* [REQUIRED TASK]
Scan the data for "临流使人意远" and copy the lines it appears in.

Stored records:
════════════════════

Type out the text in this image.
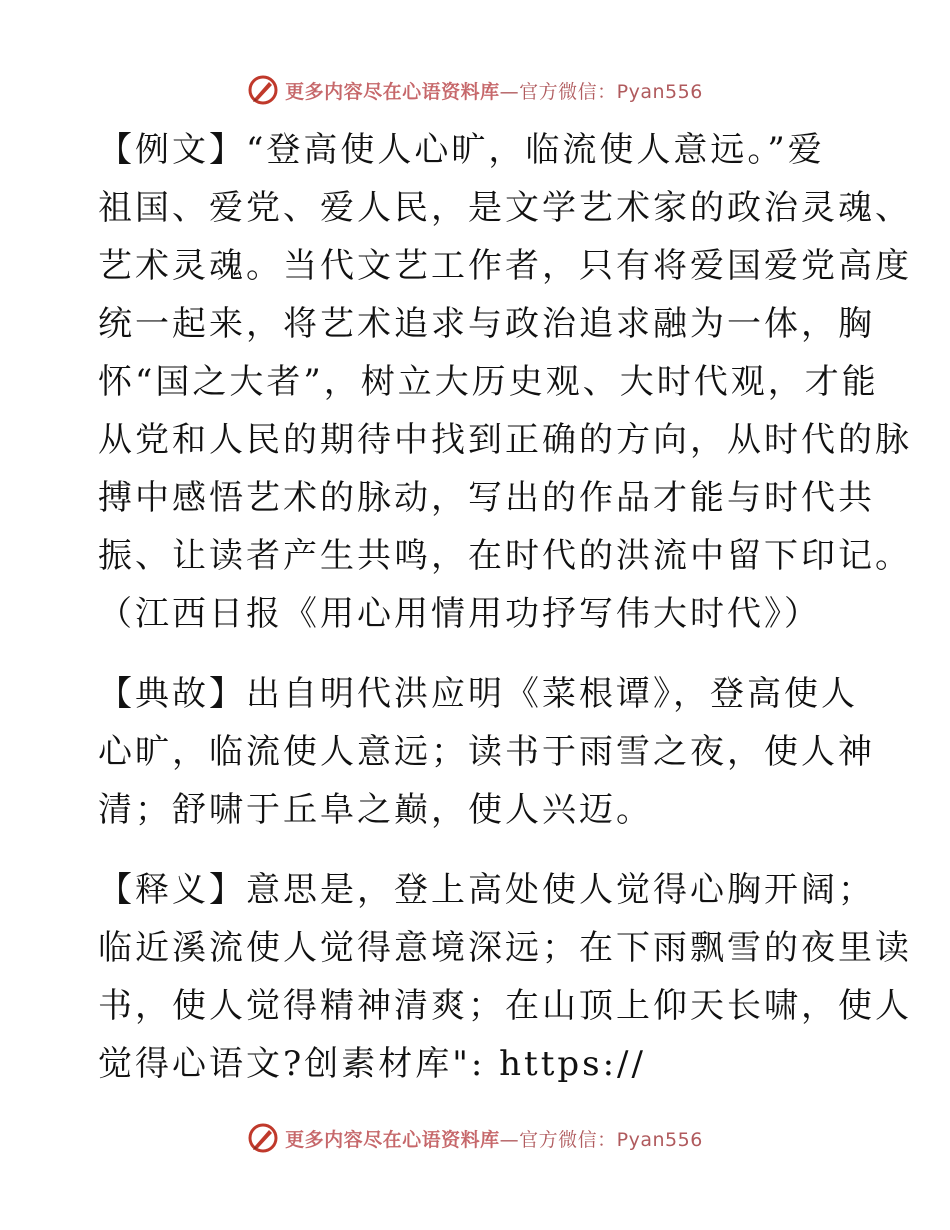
更多内容尽在心语资料库—官方微信：Pyan556
【例文】“登高使人心旷，临流使人意远。”爱
祖国、爱党、爱人民，是文学艺术家的政治灵魂、
艺术灵魂。当代文艺工作者，只有将爱国爱党高度
统一起来，将艺术追求与政治追求融为一体，胸
怀“国之大者”，树立大历史观、大时代观，才能
从党和人民的期待中找到正确的方向，从时代的脉
搏中感悟艺术的脉动，写出的作品才能与时代共
振、让读者产生共鸣，在时代的洪流中留下印记。
（江西日报《用心用情用功抒写伟大时代》）
【典故】出自明代洪应明《菜根谭》，登高使人
心旷，临流使人意远；读书于雨雪之夜，使人神
清；舒啸于丘阜之巅，使人兴迈。
【释义】意思是，登上高处使人觉得心胸开阔；
临近溪流使人觉得意境深远；在下雨飘雪的夜里读
书，使人觉得精神清爽；在山顶上仰天长啸，使人
觉得心语文?创素材库": https://
更多内容尽在心语资料库—官方微信：Pyan556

════════════════════

* [CORRECT ANSWER]
【例文】“登高使人心旷，临流使人意远。”爱
心旷，临流使人意远；读书于雨雪之夜，使人神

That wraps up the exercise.